STATED GOAL ::
Read through the data and report every line in which the word "grid" occurs.

*** INFORMATION SHOWN ***

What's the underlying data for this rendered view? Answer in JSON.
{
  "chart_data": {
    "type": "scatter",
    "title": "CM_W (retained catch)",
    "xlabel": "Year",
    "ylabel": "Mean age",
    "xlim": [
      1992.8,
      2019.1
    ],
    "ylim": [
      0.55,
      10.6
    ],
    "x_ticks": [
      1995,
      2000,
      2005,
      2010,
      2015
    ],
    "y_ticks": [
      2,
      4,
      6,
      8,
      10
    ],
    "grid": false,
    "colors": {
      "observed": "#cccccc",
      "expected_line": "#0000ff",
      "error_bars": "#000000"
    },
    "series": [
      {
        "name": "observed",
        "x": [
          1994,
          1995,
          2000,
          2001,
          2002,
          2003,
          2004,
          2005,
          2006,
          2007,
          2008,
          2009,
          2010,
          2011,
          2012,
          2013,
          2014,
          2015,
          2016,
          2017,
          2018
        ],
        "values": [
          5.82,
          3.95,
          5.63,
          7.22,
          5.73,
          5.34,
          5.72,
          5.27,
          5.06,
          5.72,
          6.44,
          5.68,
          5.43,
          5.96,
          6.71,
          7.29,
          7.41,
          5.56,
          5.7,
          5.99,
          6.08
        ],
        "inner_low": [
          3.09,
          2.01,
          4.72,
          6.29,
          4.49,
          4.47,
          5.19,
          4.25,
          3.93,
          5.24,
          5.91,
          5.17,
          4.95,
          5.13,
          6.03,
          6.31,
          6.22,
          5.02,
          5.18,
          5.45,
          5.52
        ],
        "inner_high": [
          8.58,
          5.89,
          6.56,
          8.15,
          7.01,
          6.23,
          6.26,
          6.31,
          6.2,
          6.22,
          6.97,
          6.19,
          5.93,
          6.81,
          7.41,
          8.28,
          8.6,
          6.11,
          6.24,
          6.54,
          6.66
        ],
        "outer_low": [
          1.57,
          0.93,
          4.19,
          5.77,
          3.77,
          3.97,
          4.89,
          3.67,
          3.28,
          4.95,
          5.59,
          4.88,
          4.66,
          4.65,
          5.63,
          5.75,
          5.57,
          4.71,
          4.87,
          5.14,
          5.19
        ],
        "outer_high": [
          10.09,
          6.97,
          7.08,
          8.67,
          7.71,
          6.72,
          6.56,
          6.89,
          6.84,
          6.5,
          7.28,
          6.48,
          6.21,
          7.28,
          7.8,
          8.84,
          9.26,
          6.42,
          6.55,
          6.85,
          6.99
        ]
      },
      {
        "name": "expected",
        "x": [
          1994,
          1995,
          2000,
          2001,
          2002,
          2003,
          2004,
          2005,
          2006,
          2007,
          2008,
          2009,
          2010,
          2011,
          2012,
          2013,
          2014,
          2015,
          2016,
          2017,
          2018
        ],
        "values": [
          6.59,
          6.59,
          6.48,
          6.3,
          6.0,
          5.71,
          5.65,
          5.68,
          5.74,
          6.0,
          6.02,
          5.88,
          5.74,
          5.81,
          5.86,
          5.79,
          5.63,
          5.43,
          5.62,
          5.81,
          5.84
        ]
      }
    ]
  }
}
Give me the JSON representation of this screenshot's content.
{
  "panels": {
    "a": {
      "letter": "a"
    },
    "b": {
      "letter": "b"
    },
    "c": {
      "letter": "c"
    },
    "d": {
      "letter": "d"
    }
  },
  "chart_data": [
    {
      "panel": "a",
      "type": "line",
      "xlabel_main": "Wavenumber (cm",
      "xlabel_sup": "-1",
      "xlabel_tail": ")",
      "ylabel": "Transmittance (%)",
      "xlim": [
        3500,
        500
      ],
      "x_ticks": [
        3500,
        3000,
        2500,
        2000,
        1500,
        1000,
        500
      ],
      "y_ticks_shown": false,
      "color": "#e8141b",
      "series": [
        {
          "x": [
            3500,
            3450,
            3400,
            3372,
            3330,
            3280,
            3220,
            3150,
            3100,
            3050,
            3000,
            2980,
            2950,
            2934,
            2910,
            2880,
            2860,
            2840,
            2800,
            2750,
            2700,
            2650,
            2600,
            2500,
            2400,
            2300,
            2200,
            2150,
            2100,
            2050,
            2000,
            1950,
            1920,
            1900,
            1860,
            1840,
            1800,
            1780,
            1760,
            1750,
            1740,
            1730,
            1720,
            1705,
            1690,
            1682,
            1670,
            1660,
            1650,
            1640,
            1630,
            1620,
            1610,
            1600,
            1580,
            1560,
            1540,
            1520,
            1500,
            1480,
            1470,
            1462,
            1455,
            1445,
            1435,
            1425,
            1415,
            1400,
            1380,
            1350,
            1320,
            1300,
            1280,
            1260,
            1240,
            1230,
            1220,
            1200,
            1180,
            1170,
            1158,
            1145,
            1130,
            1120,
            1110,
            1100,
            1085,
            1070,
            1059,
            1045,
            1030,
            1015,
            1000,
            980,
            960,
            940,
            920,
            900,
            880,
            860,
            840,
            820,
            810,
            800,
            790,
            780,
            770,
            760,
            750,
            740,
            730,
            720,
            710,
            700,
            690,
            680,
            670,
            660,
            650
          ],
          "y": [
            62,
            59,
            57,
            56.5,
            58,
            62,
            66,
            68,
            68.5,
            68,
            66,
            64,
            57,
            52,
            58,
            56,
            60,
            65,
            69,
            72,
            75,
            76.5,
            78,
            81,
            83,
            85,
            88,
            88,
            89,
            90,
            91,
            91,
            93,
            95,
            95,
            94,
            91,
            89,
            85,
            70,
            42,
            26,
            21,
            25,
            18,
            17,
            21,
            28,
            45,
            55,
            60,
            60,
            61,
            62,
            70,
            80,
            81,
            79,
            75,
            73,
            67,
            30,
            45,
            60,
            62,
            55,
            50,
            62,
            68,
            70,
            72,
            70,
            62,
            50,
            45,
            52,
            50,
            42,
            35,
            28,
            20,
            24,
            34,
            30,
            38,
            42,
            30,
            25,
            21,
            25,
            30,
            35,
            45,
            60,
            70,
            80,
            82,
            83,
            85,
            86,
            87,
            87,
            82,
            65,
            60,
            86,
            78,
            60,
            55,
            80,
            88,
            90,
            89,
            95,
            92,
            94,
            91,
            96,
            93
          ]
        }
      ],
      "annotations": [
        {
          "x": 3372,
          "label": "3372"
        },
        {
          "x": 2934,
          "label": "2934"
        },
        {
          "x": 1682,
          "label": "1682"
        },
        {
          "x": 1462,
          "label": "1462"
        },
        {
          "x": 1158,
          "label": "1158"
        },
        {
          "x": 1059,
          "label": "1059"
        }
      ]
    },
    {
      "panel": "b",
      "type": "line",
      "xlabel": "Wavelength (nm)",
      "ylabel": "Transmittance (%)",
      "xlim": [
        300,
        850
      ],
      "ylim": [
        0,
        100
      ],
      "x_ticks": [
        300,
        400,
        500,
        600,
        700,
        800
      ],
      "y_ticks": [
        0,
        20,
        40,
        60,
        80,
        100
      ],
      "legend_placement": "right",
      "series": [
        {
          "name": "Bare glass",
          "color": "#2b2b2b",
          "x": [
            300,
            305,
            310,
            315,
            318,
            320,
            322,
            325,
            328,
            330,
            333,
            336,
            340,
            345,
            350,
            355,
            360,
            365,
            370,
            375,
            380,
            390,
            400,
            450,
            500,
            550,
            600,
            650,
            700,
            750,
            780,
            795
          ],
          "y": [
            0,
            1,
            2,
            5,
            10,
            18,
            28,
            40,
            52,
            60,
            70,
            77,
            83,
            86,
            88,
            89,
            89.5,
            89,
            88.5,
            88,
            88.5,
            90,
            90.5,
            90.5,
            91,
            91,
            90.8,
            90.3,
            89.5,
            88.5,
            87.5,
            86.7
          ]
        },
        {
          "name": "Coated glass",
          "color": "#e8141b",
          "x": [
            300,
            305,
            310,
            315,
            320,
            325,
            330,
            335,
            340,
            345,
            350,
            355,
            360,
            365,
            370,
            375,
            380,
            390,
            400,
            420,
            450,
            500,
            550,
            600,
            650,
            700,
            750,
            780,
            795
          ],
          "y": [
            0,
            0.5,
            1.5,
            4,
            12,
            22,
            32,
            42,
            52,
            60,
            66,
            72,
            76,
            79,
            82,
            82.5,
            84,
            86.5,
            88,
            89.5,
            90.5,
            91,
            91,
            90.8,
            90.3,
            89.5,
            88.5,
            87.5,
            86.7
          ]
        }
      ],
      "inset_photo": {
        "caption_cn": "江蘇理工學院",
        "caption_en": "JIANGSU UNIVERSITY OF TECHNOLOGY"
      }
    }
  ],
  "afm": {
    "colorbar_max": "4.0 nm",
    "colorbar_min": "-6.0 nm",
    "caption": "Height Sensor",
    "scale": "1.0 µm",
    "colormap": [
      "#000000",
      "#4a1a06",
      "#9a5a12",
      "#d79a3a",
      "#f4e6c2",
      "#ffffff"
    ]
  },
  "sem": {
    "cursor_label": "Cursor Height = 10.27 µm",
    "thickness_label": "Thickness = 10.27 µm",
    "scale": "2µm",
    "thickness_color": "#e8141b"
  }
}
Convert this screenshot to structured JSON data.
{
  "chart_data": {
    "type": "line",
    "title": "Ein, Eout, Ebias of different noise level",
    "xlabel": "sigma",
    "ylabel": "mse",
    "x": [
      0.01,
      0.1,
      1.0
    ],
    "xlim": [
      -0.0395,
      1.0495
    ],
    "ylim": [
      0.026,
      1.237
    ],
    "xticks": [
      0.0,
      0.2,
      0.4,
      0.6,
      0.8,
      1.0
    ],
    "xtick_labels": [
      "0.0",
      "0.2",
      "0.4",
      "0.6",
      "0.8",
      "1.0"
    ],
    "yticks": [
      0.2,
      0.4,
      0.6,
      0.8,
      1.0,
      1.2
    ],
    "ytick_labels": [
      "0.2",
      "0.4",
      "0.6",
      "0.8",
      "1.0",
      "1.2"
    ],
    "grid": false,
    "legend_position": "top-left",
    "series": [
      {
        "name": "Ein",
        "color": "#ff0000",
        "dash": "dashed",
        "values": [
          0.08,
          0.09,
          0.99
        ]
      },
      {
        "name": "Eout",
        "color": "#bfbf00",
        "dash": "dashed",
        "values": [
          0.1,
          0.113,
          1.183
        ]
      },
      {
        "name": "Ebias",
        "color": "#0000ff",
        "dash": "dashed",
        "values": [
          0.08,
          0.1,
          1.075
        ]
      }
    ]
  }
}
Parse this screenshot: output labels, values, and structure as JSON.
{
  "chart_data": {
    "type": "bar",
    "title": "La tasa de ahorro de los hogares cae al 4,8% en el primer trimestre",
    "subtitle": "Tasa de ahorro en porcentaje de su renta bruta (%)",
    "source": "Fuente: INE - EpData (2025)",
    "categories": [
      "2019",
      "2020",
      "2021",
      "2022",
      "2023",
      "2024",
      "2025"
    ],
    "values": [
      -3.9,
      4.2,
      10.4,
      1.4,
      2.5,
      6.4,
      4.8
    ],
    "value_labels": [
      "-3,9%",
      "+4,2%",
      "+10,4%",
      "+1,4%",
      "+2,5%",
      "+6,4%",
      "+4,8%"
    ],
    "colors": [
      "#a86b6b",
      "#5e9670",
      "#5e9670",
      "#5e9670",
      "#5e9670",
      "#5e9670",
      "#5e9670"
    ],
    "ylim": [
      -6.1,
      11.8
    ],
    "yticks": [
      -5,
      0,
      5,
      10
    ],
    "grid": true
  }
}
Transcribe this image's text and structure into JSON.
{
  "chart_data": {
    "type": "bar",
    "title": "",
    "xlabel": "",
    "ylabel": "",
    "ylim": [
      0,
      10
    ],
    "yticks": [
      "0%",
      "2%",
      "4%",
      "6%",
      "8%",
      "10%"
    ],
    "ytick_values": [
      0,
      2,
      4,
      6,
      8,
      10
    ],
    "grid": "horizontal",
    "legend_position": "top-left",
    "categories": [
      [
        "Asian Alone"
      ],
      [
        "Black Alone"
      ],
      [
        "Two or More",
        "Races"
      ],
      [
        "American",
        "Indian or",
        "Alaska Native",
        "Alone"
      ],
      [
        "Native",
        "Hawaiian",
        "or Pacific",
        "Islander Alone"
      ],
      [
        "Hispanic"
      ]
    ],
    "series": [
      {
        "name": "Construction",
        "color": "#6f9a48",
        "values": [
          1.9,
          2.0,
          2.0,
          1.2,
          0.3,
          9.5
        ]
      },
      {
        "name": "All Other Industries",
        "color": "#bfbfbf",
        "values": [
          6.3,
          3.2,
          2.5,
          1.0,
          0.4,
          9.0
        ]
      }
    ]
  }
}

***

TASK OUTPUT ::
    "grid": false,
    "grid": false,
    "grid": true
    "grid": "horizontal",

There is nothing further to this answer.